_PROBLEM STATEMENT_:
Restate each entry word for word, leaving nothing out.
[RECORDS FOR THE TASK start]
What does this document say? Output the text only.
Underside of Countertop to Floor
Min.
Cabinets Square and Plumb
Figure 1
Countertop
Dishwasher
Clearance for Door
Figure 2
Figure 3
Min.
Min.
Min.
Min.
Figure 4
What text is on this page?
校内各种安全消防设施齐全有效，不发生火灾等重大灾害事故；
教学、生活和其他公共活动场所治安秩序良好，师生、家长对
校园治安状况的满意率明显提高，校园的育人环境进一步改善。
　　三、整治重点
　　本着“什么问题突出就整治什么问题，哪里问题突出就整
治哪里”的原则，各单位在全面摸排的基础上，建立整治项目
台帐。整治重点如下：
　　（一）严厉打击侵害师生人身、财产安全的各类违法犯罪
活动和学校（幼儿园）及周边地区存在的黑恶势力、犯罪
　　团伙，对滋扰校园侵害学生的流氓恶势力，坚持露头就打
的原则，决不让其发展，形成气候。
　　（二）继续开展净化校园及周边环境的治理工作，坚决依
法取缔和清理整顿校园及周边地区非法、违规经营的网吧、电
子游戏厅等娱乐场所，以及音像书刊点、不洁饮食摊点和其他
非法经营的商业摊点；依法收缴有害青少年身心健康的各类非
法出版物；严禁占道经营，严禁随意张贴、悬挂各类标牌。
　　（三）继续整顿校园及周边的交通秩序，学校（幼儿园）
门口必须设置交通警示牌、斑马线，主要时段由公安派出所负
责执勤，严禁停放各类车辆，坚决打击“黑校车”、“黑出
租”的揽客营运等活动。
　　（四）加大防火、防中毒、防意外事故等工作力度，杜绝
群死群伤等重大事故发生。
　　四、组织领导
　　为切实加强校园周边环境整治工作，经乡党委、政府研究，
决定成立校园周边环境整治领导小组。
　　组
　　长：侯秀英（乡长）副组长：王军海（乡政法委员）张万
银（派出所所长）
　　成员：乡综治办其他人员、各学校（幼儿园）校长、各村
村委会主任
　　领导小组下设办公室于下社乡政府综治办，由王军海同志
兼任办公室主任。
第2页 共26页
[RECORDS FOR THE TASK end]
_RESPONSE BELOW_:
What does this document say? Output the text only.
Underside of Countertop to Floor
Min.
Cabinets Square and Plumb
Figure 1
Countertop
Dishwasher
Clearance for Door
Figure 2
Figure 3
Min.
Min.
Min.
Min.
Figure 4
What text is on this page?
校内各种安全消防设施齐全有效，不发生火灾等重大灾害事故；
教学、生活和其他公共活动场所治安秩序良好，师生、家长对
校园治安状况的满意率明显提高，校园的育人环境进一步改善。
　　三、整治重点
　　本着“什么问题突出就整治什么问题，哪里问题突出就整
治哪里”的原则，各单位在全面摸排的基础上，建立整治项目
台帐。整治重点如下：
　　（一）严厉打击侵害师生人身、财产安全的各类违法犯罪
活动和学校（幼儿园）及周边地区存在的黑恶势力、犯罪
　　团伙，对滋扰校园侵害学生的流氓恶势力，坚持露头就打
的原则，决不让其发展，形成气候。
　　（二）继续开展净化校园及周边环境的治理工作，坚决依
法取缔和清理整顿校园及周边地区非法、违规经营的网吧、电
子游戏厅等娱乐场所，以及音像书刊点、不洁饮食摊点和其他
非法经营的商业摊点；依法收缴有害青少年身心健康的各类非
法出版物；严禁占道经营，严禁随意张贴、悬挂各类标牌。
　　（三）继续整顿校园及周边的交通秩序，学校（幼儿园）
门口必须设置交通警示牌、斑马线，主要时段由公安派出所负
责执勤，严禁停放各类车辆，坚决打击“黑校车”、“黑出
租”的揽客营运等活动。
　　（四）加大防火、防中毒、防意外事故等工作力度，杜绝
群死群伤等重大事故发生。
　　四、组织领导
　　为切实加强校园周边环境整治工作，经乡党委、政府研究，
决定成立校园周边环境整治领导小组。
　　组
　　长：侯秀英（乡长）副组长：王军海（乡政法委员）张万
银（派出所所长）
　　成员：乡综治办其他人员、各学校（幼儿园）校长、各村
村委会主任
　　领导小组下设办公室于下社乡政府综治办，由王军海同志
兼任办公室主任。
第2页 共26页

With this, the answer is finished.